>> BEGIN Raw records

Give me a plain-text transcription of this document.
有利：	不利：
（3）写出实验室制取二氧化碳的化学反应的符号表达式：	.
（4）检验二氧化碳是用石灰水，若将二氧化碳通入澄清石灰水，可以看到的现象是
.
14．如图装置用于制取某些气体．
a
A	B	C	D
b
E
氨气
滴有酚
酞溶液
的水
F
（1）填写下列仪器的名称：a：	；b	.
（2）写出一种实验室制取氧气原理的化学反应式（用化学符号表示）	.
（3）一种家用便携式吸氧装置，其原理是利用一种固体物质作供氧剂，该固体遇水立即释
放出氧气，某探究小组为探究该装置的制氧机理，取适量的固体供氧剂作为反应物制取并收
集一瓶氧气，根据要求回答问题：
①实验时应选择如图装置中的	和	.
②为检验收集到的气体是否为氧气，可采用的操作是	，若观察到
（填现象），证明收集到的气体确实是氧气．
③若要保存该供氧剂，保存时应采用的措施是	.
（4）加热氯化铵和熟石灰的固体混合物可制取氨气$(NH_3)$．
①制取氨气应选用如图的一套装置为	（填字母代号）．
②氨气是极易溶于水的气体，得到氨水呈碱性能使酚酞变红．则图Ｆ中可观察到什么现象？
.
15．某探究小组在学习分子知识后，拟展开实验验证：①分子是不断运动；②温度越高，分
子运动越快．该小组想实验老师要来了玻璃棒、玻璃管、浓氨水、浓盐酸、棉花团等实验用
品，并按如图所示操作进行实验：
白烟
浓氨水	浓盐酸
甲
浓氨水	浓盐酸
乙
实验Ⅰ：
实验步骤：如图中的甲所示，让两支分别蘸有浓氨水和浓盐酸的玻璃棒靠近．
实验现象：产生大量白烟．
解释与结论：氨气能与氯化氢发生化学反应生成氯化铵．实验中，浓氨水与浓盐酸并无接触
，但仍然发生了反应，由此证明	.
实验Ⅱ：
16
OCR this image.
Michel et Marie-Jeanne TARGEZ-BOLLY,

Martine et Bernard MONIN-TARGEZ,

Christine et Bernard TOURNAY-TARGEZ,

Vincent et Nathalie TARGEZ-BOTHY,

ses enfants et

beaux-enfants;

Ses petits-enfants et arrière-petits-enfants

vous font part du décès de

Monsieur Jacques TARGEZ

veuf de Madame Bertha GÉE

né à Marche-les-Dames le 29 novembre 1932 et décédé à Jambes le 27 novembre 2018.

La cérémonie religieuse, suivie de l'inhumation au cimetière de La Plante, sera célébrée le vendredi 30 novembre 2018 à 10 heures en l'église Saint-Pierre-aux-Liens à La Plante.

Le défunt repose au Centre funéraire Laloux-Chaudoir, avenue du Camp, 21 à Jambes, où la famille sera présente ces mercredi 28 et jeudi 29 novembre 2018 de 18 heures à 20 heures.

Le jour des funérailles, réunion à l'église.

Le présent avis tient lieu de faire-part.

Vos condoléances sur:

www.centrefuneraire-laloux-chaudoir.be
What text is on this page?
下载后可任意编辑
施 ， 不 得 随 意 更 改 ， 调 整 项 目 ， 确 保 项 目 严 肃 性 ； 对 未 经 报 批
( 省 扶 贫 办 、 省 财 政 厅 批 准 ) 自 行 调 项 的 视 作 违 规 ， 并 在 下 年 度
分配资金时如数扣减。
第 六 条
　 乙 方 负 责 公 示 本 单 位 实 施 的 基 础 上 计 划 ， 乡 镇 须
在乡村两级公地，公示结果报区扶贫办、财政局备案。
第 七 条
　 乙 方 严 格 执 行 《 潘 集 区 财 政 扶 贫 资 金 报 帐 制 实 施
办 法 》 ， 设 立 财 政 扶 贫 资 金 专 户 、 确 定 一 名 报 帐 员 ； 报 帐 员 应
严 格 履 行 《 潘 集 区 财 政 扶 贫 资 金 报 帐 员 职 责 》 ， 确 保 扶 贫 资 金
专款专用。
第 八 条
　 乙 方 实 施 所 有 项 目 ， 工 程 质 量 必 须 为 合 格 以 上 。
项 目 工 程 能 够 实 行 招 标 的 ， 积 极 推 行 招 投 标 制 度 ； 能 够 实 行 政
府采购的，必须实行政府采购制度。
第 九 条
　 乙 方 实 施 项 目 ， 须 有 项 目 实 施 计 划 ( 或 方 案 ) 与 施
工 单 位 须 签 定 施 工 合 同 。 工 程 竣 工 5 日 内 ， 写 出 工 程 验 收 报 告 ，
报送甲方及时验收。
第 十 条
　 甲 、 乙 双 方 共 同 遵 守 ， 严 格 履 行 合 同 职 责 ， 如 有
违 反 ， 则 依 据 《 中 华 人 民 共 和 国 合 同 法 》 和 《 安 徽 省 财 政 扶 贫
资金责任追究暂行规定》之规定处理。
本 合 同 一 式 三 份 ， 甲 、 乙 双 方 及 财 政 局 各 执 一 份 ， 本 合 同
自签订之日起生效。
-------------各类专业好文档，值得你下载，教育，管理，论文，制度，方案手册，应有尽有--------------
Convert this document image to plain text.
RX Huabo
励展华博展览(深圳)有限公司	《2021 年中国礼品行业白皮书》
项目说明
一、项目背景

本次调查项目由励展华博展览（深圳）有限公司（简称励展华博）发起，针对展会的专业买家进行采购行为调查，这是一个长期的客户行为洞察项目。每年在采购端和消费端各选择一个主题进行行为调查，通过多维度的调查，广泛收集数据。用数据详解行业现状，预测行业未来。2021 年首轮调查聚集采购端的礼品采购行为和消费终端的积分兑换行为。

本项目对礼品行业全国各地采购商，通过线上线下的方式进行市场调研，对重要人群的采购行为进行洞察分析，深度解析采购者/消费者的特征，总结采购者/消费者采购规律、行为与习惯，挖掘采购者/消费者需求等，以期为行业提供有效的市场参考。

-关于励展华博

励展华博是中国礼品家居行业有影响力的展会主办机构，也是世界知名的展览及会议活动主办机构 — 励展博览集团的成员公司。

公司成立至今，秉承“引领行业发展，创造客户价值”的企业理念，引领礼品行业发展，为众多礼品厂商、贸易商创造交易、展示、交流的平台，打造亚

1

>> END Raw records

Aim | Reproduce exactly the lines from the one containing "What text is on this page?" through the last line of the records above, including both, and nothing else.

Output for this exercise |
What text is on this page?
下载后可任意编辑
施 ， 不 得 随 意 更 改 ， 调 整 项 目 ， 确 保 项 目 严 肃 性 ； 对 未 经 报 批
( 省 扶 贫 办 、 省 财 政 厅 批 准 ) 自 行 调 项 的 视 作 违 规 ， 并 在 下 年 度
分配资金时如数扣减。
第 六 条
　 乙 方 负 责 公 示 本 单 位 实 施 的 基 础 上 计 划 ， 乡 镇 须
在乡村两级公地，公示结果报区扶贫办、财政局备案。
第 七 条
　 乙 方 严 格 执 行 《 潘 集 区 财 政 扶 贫 资 金 报 帐 制 实 施
办 法 》 ， 设 立 财 政 扶 贫 资 金 专 户 、 确 定 一 名 报 帐 员 ； 报 帐 员 应
严 格 履 行 《 潘 集 区 财 政 扶 贫 资 金 报 帐 员 职 责 》 ， 确 保 扶 贫 资 金
专款专用。
第 八 条
　 乙 方 实 施 所 有 项 目 ， 工 程 质 量 必 须 为 合 格 以 上 。
项 目 工 程 能 够 实 行 招 标 的 ， 积 极 推 行 招 投 标 制 度 ； 能 够 实 行 政
府采购的，必须实行政府采购制度。
第 九 条
　 乙 方 实 施 项 目 ， 须 有 项 目 实 施 计 划 ( 或 方 案 ) 与 施
工 单 位 须 签 定 施 工 合 同 。 工 程 竣 工 5 日 内 ， 写 出 工 程 验 收 报 告 ，
报送甲方及时验收。
第 十 条
　 甲 、 乙 双 方 共 同 遵 守 ， 严 格 履 行 合 同 职 责 ， 如 有
违 反 ， 则 依 据 《 中 华 人 民 共 和 国 合 同 法 》 和 《 安 徽 省 财 政 扶 贫
资金责任追究暂行规定》之规定处理。
本 合 同 一 式 三 份 ， 甲 、 乙 双 方 及 财 政 局 各 执 一 份 ， 本 合 同
自签订之日起生效。
-------------各类专业好文档，值得你下载，教育，管理，论文，制度，方案手册，应有尽有--------------
Convert this document image to plain text.
RX Huabo
励展华博展览(深圳)有限公司	《2021 年中国礼品行业白皮书》
项目说明
一、项目背景

本次调查项目由励展华博展览（深圳）有限公司（简称励展华博）发起，针对展会的专业买家进行采购行为调查，这是一个长期的客户行为洞察项目。每年在采购端和消费端各选择一个主题进行行为调查，通过多维度的调查，广泛收集数据。用数据详解行业现状，预测行业未来。2021 年首轮调查聚集采购端的礼品采购行为和消费终端的积分兑换行为。

本项目对礼品行业全国各地采购商，通过线上线下的方式进行市场调研，对重要人群的采购行为进行洞察分析，深度解析采购者/消费者的特征，总结采购者/消费者采购规律、行为与习惯，挖掘采购者/消费者需求等，以期为行业提供有效的市场参考。

-关于励展华博

励展华博是中国礼品家居行业有影响力的展会主办机构，也是世界知名的展览及会议活动主办机构 — 励展博览集团的成员公司。

公司成立至今，秉承“引领行业发展，创造客户价值”的企业理念，引领礼品行业发展，为众多礼品厂商、贸易商创造交易、展示、交流的平台，打造亚

1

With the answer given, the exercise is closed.